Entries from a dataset
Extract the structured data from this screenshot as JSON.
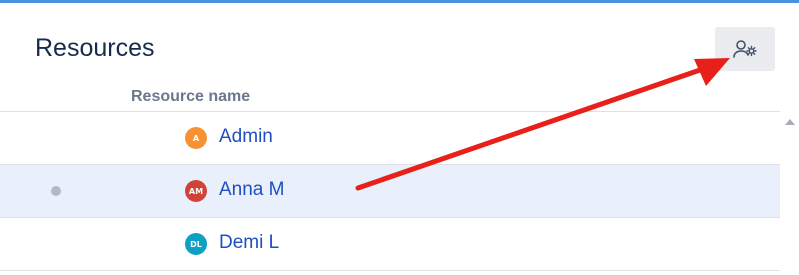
{
  "panel": {
    "title": "Resources",
    "column_header": "Resource name"
  },
  "settings_button": {
    "icon": "user-settings-icon"
  },
  "resources": [
    {
      "initials": "A",
      "name": "Admin",
      "avatar_color": "#f79232",
      "selected": false
    },
    {
      "initials": "AM",
      "name": "Anna M",
      "avatar_color": "#d04437",
      "selected": true
    },
    {
      "initials": "DL",
      "name": "Demi L",
      "avatar_color": "#0e9fc4",
      "selected": false
    }
  ],
  "colors": {
    "accent": "#4a90e2",
    "link": "#1e4fbf",
    "selected_row": "#e9f0fb",
    "annotation_arrow": "#e8201a"
  },
  "annotation": {
    "type": "arrow",
    "target": "settings_button"
  }
}
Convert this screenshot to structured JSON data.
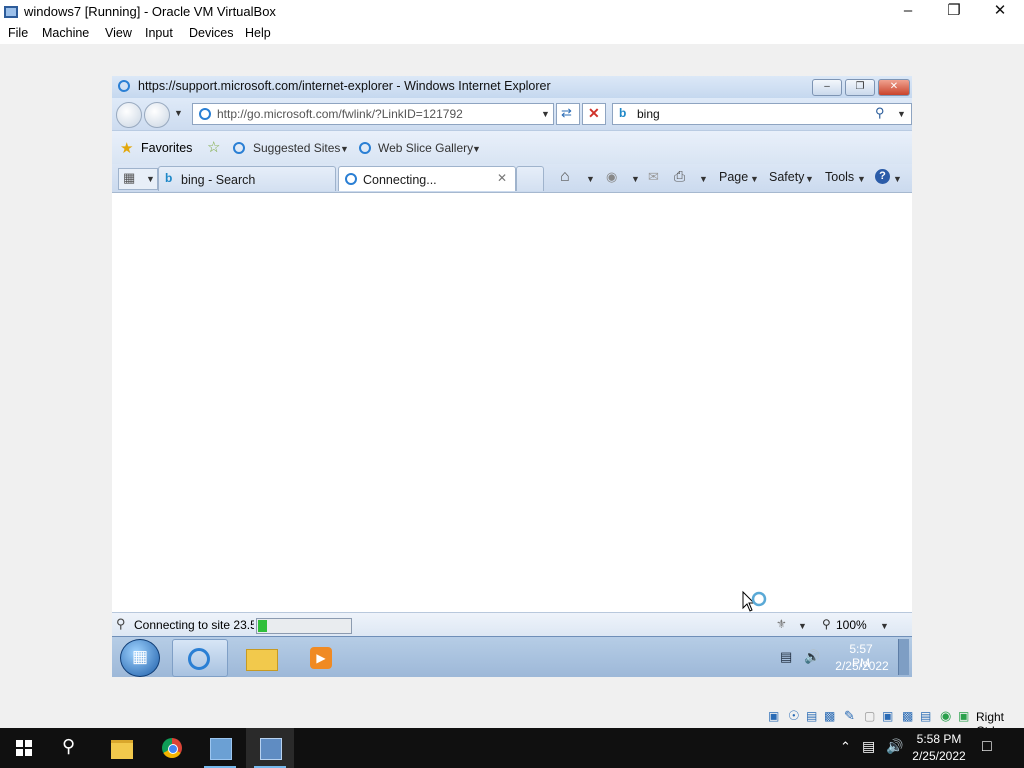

Set task: Restate the data above word for word. Skip every picture.

Problem solution:
Extract the structured data from this screenshot as JSON.
{
  "panel": {
    "title": "Resources",
    "column_header": "Resource name"
  },
  "settings_button": {
    "icon": "user-settings-icon"
  },
  "resources": [
    {
      "initials": "A",
      "name": "Admin",
      "avatar_color": "#f79232",
      "selected": false
    },
    {
      "initials": "AM",
      "name": "Anna M",
      "avatar_color": "#d04437",
      "selected": true
    },
    {
      "initials": "DL",
      "name": "Demi L",
      "avatar_color": "#0e9fc4",
      "selected": false
    }
  ],
  "colors": {
    "accent": "#4a90e2",
    "link": "#1e4fbf",
    "selected_row": "#e9f0fb",
    "annotation_arrow": "#e8201a"
  },
  "annotation": {
    "type": "arrow",
    "target": "settings_button"
  }
}
Convert this screenshot to structured JSON data.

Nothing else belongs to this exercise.